◆ WHAT YOU ARE ASKED TO DO
Please transcribe the records precisely; pictures stay out of your copy.

◆ SUPPLIED ENTRIES
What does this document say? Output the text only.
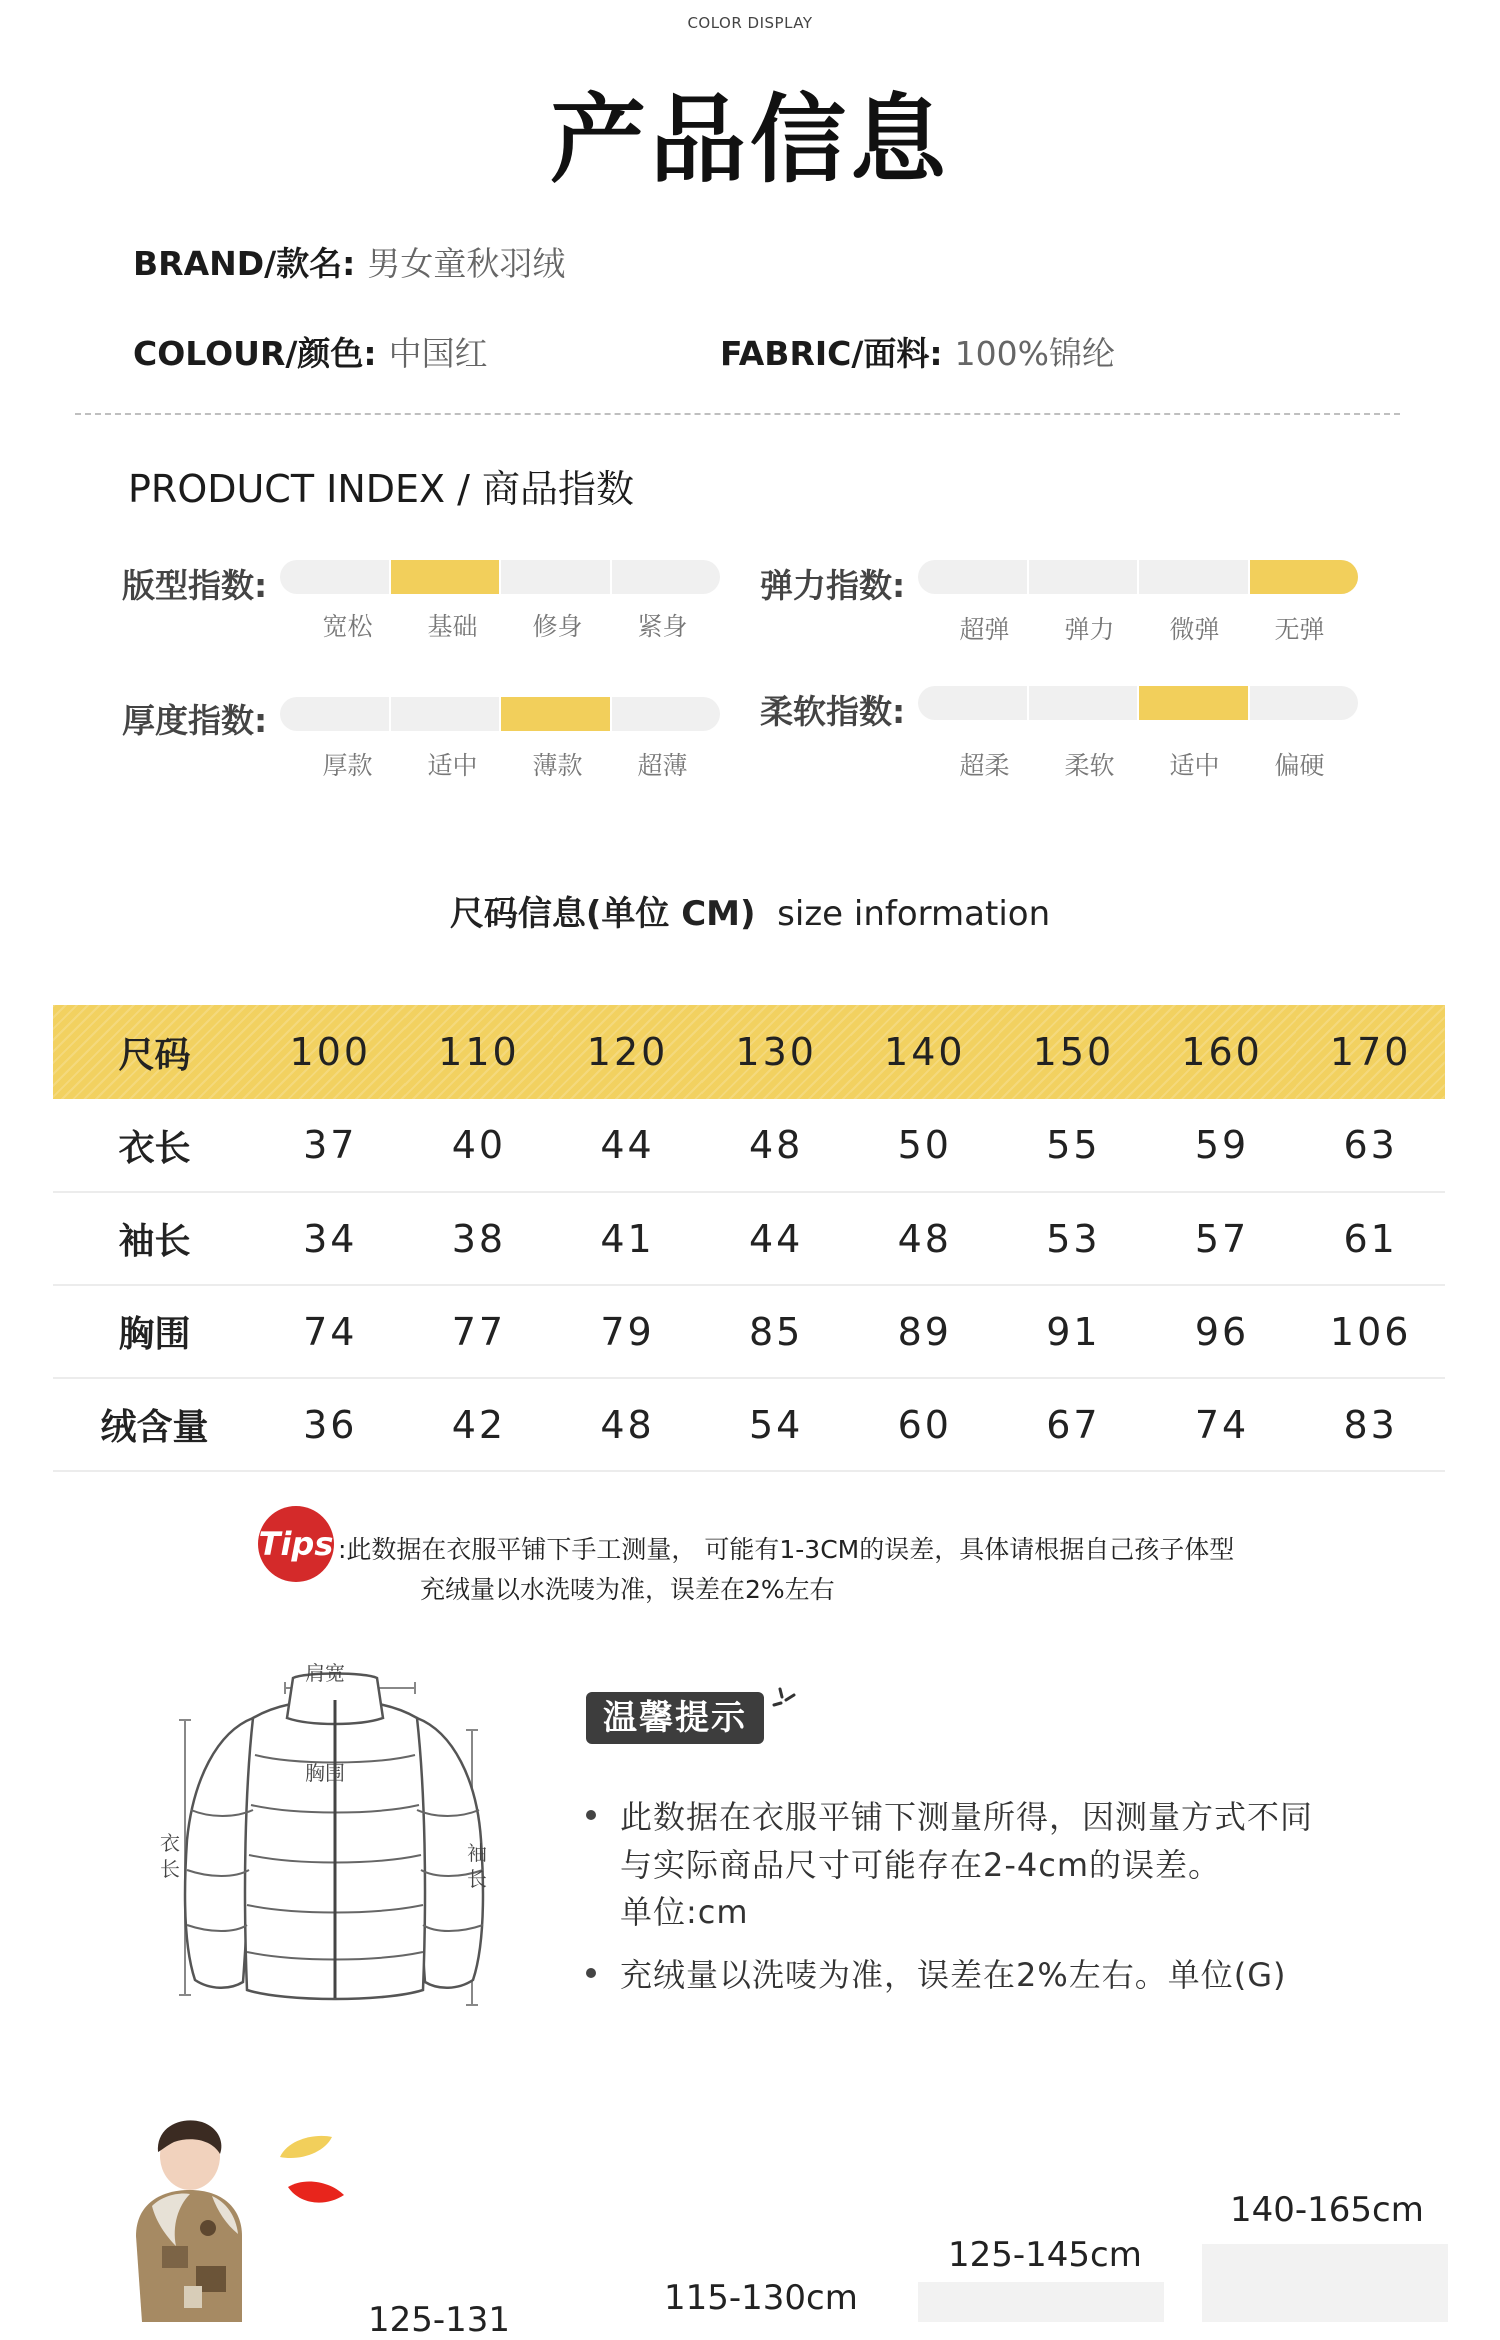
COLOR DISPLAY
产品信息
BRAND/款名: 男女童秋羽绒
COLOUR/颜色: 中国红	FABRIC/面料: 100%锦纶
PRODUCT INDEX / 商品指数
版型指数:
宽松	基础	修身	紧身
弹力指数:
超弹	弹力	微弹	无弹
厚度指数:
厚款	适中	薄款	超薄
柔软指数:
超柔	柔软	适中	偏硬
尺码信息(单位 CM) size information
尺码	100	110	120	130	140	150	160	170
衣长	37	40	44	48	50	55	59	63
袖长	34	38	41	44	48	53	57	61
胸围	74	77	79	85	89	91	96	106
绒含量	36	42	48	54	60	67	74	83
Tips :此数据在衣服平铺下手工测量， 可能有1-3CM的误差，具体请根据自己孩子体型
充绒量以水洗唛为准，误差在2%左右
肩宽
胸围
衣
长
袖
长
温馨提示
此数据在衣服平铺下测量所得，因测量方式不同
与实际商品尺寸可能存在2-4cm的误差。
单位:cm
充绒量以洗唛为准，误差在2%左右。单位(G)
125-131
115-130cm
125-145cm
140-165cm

◆ ANSWER BELOW
What does this document say? Output the text only.
COLOR DISPLAY
产品信息
BRAND/款名: 男女童秋羽绒
COLOUR/颜色: 中国红	FABRIC/面料: 100%锦纶
PRODUCT INDEX / 商品指数
版型指数:
宽松	基础	修身	紧身
弹力指数:
超弹	弹力	微弹	无弹
厚度指数:
厚款	适中	薄款	超薄
柔软指数:
超柔	柔软	适中	偏硬
尺码信息(单位 CM) size information
尺码	100	110	120	130	140	150	160	170
衣长	37	40	44	48	50	55	59	63
袖长	34	38	41	44	48	53	57	61
胸围	74	77	79	85	89	91	96	106
绒含量	36	42	48	54	60	67	74	83
Tips :此数据在衣服平铺下手工测量， 可能有1-3CM的误差，具体请根据自己孩子体型
充绒量以水洗唛为准，误差在2%左右
肩宽
胸围
衣
长
袖
长
温馨提示
此数据在衣服平铺下测量所得，因测量方式不同
与实际商品尺寸可能存在2-4cm的误差。
单位:cm
充绒量以洗唛为准，误差在2%左右。单位(G)
125-131
115-130cm
125-145cm
140-165cm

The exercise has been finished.